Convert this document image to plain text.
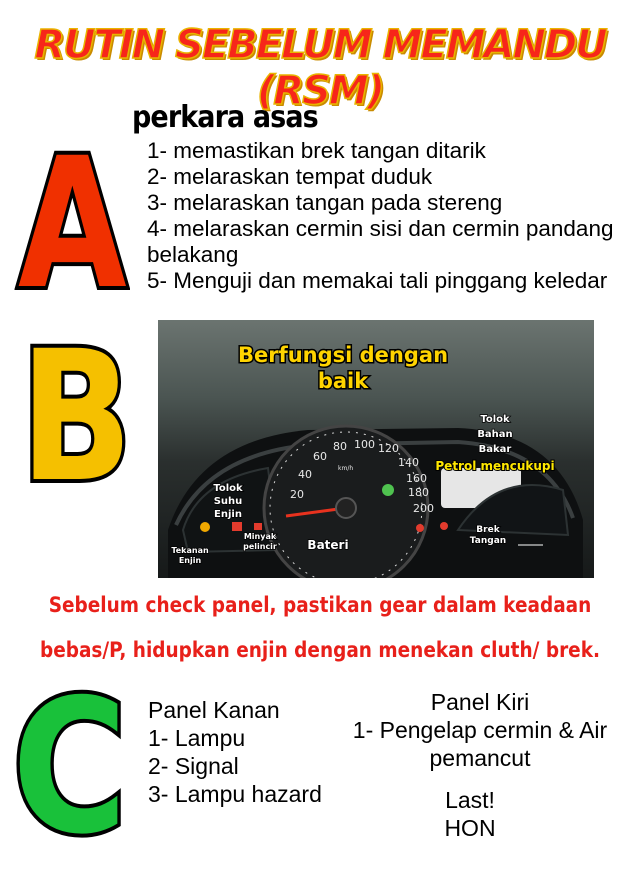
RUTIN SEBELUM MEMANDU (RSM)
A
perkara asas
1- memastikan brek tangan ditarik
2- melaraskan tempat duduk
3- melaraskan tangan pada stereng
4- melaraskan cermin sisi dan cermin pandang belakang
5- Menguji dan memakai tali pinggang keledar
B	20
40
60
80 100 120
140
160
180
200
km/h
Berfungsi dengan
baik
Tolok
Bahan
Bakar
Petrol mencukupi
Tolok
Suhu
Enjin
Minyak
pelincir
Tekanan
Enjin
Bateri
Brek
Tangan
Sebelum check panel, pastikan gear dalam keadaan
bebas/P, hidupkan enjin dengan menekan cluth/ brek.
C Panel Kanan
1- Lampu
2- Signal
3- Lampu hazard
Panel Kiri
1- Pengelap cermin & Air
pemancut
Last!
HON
-=-=-
* WRITTEN PROBLEM *
Filter out all lines lacking the word "cermin" and copy the rest.

* PROBLEM SOLUTION *
4- melaraskan cermin sisi dan cermin pandang belakang
1- Pengelap cermin & Air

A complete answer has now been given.